Dataset entries
──────────
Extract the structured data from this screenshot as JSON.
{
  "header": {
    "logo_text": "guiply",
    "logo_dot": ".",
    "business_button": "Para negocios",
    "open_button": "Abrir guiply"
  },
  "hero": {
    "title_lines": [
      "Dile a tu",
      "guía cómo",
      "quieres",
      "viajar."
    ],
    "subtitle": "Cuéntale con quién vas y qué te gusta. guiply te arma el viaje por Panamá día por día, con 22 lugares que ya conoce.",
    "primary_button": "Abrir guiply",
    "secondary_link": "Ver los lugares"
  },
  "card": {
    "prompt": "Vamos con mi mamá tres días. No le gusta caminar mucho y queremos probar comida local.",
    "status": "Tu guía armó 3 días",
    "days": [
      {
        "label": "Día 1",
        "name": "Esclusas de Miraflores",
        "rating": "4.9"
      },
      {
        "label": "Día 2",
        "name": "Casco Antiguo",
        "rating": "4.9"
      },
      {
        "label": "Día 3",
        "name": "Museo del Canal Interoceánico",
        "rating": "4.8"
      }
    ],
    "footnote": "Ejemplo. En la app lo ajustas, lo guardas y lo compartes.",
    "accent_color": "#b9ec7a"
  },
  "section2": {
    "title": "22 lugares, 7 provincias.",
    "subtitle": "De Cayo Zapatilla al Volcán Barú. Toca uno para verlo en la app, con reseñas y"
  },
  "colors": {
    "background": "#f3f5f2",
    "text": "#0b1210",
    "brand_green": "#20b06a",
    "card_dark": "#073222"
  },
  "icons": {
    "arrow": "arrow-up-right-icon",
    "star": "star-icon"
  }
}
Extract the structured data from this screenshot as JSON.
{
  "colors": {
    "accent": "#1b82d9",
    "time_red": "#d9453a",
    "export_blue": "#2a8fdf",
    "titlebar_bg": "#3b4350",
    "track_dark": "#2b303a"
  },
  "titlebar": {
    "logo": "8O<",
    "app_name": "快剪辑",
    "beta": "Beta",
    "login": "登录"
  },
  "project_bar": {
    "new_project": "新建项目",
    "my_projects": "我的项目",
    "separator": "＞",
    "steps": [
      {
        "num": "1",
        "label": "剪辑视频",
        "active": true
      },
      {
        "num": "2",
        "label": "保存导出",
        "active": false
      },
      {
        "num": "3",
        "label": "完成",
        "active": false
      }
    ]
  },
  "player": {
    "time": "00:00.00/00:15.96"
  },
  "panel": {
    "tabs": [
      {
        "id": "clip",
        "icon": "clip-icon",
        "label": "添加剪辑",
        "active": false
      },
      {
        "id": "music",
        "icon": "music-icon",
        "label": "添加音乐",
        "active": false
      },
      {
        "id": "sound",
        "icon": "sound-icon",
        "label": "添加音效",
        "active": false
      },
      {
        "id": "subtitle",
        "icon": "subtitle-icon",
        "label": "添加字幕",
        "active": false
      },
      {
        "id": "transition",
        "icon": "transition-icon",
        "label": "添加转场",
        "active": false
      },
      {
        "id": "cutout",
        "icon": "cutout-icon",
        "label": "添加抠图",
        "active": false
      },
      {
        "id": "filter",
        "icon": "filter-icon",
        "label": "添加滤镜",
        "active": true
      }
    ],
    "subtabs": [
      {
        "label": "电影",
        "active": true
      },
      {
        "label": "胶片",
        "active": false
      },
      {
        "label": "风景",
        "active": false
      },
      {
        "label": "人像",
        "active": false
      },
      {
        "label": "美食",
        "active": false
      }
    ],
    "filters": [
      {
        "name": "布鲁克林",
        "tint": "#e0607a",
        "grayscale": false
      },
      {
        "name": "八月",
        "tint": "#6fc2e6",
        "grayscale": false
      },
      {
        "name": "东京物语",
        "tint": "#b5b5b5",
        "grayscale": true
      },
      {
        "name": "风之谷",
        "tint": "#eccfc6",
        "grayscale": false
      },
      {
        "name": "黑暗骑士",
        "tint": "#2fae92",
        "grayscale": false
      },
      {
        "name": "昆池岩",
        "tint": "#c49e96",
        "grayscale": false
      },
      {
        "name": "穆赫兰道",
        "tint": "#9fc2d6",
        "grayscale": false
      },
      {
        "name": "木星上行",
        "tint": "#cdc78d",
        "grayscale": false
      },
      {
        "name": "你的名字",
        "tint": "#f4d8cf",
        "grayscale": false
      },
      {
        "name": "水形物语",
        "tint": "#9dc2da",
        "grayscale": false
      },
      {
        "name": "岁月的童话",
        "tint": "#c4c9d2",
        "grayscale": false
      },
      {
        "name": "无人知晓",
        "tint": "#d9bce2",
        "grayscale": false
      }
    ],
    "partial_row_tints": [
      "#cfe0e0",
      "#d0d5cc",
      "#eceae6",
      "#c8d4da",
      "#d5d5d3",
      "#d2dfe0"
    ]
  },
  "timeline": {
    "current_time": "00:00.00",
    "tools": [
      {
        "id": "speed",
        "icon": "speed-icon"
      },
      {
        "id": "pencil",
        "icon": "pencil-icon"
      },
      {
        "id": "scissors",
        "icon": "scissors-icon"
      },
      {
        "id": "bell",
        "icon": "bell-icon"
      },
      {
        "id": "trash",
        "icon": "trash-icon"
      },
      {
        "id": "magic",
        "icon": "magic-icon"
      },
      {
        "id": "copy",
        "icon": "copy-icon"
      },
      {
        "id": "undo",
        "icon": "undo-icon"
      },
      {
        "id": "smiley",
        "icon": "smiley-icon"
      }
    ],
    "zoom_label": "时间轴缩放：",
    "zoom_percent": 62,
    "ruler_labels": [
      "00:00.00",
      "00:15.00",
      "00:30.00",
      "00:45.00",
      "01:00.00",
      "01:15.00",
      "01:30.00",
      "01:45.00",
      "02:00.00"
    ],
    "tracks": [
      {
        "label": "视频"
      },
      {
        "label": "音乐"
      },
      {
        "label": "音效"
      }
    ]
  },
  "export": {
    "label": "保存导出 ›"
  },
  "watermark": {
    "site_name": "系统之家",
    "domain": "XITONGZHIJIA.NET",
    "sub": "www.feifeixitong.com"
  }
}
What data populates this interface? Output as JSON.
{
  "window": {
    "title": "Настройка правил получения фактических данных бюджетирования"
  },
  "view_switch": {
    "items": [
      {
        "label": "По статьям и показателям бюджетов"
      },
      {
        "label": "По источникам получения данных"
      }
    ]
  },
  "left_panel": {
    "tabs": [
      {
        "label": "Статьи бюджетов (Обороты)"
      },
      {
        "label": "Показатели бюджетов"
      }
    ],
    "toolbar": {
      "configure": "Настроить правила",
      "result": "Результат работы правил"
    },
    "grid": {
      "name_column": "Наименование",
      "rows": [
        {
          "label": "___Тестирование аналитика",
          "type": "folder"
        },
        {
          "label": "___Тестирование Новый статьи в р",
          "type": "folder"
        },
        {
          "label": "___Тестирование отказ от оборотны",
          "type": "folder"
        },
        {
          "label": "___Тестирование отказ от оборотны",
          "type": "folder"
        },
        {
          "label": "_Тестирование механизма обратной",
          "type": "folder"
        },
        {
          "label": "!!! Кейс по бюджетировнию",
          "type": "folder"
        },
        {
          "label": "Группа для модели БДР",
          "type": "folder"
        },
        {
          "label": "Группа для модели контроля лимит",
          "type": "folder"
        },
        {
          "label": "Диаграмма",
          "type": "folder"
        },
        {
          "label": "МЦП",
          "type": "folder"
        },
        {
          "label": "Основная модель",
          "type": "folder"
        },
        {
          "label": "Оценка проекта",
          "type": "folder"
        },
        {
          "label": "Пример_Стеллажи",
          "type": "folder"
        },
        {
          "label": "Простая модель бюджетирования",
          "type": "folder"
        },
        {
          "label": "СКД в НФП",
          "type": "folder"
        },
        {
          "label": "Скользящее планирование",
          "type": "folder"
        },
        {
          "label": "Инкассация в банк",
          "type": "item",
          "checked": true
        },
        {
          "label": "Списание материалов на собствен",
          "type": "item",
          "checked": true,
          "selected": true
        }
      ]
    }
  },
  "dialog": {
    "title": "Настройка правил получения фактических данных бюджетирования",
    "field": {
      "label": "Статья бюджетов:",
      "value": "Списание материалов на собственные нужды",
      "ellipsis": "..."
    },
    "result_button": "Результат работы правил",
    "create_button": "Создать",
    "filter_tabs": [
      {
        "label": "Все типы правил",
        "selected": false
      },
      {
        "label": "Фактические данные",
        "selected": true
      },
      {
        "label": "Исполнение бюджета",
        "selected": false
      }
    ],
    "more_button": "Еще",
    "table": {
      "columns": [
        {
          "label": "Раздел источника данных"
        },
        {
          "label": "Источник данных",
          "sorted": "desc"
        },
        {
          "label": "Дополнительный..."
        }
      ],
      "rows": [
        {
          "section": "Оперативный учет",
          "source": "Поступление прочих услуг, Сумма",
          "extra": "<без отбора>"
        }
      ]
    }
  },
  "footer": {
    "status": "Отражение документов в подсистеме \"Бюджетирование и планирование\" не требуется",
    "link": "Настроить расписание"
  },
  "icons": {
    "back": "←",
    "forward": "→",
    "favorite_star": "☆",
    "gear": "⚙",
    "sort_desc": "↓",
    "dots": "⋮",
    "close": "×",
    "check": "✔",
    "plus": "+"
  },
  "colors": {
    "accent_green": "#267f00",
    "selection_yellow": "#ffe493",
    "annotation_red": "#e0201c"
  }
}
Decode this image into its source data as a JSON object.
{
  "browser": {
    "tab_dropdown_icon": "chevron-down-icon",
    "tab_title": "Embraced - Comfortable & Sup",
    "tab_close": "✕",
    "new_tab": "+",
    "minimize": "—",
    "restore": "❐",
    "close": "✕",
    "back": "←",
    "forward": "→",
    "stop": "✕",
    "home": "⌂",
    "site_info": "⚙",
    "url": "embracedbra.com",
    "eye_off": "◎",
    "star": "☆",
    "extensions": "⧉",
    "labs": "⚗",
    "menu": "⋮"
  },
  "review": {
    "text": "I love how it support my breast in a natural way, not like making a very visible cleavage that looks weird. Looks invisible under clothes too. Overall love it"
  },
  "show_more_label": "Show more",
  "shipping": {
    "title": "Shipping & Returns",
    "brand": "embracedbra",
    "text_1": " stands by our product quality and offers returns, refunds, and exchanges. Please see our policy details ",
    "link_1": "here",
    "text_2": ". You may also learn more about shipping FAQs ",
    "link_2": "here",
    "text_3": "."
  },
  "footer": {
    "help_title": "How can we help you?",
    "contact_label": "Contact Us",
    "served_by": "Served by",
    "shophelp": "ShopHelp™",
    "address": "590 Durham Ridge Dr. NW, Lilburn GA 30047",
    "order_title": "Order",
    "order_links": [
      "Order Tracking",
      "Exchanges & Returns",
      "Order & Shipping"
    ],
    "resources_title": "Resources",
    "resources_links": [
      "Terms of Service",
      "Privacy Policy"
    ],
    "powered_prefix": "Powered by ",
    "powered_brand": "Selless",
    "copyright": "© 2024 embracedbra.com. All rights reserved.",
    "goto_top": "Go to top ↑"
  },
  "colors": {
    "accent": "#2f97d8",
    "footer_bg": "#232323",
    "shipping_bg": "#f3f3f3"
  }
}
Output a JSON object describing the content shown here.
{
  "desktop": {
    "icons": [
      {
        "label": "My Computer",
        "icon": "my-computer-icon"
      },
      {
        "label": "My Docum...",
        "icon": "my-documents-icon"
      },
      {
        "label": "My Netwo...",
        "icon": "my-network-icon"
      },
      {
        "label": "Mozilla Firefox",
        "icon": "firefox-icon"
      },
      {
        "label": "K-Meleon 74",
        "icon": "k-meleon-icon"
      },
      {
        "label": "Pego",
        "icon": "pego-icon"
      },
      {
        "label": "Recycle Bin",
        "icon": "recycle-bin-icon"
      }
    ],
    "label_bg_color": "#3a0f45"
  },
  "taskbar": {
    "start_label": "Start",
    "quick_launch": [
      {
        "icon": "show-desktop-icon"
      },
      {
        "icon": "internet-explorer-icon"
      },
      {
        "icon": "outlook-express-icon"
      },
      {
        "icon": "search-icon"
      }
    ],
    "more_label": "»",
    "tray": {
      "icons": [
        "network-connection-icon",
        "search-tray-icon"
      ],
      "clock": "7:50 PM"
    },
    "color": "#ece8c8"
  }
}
──────────
YOUR GOAL
From the data, list each line in which the string "модели" appears.

RESULT FOR THIS EXERCISE
          "label": "Группа для модели БДР",
          "label": "Группа для модели контроля лимит",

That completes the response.